- Written problem
Pull out every line below that holds the word "JSON".

- Supplied material
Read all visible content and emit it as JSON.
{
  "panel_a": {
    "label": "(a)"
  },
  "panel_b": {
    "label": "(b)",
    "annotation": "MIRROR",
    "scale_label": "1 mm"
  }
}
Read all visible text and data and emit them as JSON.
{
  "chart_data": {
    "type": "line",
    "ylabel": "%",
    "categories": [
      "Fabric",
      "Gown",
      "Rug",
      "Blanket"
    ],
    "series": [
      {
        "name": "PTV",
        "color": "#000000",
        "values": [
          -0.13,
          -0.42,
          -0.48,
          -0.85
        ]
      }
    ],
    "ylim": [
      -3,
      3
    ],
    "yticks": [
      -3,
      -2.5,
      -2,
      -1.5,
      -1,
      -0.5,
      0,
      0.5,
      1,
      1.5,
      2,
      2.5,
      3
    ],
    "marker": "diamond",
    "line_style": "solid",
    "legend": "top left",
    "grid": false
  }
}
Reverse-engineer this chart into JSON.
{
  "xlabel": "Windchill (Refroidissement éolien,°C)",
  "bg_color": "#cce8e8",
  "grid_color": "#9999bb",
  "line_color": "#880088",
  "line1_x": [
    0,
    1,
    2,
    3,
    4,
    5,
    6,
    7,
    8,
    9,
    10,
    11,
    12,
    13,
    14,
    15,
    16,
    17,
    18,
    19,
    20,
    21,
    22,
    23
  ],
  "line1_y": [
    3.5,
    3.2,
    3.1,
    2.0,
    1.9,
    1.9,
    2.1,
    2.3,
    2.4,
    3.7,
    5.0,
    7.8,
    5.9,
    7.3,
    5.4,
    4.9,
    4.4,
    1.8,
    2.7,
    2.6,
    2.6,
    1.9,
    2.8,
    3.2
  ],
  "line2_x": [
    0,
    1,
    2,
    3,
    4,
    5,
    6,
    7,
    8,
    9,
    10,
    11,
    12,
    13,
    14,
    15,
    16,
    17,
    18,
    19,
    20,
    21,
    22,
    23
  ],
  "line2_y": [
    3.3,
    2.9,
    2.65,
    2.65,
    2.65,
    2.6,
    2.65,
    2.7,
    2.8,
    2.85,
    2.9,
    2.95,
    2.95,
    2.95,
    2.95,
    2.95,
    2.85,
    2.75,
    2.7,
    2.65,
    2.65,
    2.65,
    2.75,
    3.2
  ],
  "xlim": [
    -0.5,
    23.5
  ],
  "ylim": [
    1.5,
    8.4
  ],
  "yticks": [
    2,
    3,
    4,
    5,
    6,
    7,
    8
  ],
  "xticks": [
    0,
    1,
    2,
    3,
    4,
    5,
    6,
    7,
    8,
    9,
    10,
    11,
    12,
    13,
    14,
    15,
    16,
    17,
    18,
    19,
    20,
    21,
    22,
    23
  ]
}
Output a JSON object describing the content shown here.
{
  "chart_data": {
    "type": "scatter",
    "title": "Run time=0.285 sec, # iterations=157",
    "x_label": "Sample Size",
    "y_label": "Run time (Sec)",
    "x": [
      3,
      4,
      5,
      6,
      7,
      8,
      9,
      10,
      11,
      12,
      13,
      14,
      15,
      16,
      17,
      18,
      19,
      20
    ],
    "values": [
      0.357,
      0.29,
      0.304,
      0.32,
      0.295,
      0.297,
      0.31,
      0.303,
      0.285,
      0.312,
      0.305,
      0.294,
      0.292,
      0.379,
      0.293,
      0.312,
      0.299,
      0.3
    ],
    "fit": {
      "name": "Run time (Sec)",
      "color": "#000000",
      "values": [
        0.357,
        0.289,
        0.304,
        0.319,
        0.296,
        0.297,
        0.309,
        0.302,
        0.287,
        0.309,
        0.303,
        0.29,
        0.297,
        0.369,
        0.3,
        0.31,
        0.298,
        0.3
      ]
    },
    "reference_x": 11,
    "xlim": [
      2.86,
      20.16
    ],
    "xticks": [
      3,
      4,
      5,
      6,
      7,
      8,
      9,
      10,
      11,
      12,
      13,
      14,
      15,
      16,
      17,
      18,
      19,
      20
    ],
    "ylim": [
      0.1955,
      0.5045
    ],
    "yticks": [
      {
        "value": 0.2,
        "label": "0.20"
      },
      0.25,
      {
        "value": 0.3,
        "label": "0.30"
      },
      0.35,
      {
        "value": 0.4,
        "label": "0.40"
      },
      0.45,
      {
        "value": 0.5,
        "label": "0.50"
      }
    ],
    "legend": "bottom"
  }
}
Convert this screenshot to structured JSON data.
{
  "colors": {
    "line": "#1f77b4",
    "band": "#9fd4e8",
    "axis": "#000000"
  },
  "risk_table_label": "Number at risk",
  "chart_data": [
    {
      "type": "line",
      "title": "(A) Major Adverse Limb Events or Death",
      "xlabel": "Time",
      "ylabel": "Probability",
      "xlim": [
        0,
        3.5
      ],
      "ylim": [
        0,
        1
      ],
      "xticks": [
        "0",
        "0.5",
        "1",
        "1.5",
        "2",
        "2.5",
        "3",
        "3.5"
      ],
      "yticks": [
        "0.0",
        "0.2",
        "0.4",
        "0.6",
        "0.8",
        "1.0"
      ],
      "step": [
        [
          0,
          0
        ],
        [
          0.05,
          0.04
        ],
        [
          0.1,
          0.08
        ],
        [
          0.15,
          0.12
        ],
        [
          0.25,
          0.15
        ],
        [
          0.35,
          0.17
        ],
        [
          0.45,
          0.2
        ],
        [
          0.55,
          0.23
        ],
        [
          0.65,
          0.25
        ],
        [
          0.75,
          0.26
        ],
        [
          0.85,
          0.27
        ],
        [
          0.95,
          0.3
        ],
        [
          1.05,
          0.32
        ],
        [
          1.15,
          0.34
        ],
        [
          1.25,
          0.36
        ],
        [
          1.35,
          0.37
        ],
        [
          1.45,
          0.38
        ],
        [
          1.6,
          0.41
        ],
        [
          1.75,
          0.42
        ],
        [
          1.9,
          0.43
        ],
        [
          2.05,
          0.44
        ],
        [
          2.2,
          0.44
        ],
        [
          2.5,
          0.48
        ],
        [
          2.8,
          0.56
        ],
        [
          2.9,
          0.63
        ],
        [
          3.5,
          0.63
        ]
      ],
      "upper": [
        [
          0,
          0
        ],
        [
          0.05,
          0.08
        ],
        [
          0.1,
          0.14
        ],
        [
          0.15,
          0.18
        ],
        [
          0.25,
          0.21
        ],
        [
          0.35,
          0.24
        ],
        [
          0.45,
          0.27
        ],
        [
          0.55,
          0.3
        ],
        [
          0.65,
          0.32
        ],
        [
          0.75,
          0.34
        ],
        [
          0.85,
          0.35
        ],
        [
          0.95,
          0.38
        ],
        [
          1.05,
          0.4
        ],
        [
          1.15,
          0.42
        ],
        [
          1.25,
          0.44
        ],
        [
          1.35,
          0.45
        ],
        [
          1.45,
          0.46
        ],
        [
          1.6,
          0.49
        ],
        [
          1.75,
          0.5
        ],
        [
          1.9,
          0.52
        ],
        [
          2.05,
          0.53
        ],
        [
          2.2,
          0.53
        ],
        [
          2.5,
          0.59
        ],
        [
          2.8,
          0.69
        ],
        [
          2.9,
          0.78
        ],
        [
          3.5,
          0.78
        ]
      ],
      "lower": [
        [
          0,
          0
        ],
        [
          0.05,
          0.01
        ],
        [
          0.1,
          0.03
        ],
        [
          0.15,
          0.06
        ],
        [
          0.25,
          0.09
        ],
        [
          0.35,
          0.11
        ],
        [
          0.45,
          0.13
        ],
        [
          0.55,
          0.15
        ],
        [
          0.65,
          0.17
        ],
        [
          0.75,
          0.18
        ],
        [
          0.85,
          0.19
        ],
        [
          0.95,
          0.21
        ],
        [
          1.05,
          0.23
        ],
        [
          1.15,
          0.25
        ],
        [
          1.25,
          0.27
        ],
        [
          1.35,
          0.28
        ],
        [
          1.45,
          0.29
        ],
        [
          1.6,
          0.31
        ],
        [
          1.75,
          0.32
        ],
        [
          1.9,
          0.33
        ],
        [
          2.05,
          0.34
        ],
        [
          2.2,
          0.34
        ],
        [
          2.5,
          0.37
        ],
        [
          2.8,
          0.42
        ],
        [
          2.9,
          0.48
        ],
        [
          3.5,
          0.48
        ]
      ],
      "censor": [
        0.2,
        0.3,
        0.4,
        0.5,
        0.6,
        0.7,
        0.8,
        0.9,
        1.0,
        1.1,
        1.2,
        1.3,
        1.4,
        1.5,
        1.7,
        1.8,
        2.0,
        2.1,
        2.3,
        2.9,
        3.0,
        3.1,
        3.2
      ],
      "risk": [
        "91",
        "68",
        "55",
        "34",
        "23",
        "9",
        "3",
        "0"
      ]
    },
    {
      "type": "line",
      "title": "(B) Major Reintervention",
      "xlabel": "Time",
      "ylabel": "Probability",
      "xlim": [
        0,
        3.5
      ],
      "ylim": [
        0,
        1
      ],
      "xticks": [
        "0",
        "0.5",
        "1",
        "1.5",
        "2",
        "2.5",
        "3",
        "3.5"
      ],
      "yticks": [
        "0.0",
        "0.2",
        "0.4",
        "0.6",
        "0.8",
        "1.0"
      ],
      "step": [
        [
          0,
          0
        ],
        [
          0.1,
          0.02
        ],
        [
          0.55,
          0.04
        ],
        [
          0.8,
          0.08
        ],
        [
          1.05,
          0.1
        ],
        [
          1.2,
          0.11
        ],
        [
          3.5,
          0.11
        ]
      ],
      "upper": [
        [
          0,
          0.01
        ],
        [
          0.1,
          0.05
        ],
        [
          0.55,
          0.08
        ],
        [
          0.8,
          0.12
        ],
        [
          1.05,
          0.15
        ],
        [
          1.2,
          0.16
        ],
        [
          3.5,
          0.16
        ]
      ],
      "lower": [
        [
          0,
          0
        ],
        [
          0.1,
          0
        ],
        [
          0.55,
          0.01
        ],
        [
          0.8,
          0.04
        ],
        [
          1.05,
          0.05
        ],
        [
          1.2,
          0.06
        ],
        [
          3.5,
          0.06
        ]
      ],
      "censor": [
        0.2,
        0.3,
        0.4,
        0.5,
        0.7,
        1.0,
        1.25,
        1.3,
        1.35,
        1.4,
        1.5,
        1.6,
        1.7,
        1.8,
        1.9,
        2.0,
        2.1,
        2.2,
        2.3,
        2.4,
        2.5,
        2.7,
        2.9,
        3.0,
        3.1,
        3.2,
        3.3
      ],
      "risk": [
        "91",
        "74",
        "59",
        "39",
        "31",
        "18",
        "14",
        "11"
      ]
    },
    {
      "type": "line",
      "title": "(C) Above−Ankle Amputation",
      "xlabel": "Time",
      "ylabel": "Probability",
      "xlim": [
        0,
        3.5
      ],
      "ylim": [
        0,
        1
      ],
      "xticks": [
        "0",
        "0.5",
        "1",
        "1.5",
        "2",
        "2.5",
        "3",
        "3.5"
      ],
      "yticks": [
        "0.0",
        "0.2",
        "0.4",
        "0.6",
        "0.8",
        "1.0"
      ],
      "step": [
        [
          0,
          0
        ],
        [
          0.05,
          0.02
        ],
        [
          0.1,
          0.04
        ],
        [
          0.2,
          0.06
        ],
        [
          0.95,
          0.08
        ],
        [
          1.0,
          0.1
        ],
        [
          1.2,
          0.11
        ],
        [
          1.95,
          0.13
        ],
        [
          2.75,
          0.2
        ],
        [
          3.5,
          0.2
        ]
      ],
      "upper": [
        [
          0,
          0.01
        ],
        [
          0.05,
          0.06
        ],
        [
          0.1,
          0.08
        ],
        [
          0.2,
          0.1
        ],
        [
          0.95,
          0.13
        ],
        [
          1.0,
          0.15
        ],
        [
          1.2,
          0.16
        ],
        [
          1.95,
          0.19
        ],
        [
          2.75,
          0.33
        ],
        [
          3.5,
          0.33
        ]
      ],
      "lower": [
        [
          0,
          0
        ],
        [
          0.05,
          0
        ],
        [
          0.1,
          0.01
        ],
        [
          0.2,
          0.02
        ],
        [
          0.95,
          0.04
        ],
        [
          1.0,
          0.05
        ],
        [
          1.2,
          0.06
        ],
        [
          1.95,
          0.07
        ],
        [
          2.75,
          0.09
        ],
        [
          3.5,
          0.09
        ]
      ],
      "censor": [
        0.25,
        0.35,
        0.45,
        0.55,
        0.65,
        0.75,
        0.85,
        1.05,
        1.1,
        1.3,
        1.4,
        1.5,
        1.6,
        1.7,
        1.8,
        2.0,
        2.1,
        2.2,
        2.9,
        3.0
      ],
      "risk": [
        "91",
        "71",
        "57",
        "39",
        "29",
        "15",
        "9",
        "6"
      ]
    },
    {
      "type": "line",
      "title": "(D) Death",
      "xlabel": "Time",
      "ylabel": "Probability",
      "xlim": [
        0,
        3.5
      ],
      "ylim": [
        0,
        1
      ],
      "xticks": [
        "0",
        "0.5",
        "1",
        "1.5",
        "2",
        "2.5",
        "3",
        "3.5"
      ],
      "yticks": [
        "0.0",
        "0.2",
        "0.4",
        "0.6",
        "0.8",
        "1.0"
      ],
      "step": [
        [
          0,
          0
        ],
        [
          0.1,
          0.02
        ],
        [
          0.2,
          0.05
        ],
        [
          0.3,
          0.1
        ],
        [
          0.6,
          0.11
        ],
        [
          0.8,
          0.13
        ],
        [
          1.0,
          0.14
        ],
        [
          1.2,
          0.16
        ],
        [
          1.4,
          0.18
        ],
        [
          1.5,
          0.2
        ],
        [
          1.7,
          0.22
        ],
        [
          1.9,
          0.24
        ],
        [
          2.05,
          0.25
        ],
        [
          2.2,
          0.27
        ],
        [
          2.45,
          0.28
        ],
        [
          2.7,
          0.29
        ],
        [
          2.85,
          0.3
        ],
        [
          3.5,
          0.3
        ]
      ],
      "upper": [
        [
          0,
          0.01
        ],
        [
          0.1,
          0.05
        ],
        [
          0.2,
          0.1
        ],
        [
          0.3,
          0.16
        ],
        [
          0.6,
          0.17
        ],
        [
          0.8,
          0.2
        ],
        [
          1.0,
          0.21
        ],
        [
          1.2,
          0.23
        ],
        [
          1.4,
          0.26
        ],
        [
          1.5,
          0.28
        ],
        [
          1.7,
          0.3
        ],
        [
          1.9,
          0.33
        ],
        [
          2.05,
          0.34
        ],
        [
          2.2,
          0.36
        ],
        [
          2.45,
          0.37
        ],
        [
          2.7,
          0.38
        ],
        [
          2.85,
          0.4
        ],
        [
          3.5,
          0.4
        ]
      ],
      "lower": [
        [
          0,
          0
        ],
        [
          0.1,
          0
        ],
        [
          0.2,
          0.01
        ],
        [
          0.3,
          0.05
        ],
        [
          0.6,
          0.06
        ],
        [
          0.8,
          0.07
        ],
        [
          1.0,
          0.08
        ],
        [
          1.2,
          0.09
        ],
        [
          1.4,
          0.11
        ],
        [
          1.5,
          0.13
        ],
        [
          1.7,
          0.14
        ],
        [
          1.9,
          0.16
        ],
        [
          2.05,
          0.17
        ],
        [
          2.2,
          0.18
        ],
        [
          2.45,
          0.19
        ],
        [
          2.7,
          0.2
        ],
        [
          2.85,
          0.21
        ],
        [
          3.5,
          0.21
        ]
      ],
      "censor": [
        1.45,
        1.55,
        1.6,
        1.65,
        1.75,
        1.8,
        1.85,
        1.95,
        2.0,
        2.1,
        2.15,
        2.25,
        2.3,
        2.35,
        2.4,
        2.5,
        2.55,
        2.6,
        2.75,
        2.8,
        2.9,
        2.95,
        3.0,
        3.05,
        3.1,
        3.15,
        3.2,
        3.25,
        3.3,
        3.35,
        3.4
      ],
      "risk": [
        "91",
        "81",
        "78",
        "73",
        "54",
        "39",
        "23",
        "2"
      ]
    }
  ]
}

- Solution
Read all visible content and emit it as JSON.
Read all visible text and data and emit them as JSON.
Reverse-engineer this chart into JSON.
Output a JSON object describing the content shown here.
Convert this screenshot to structured JSON data.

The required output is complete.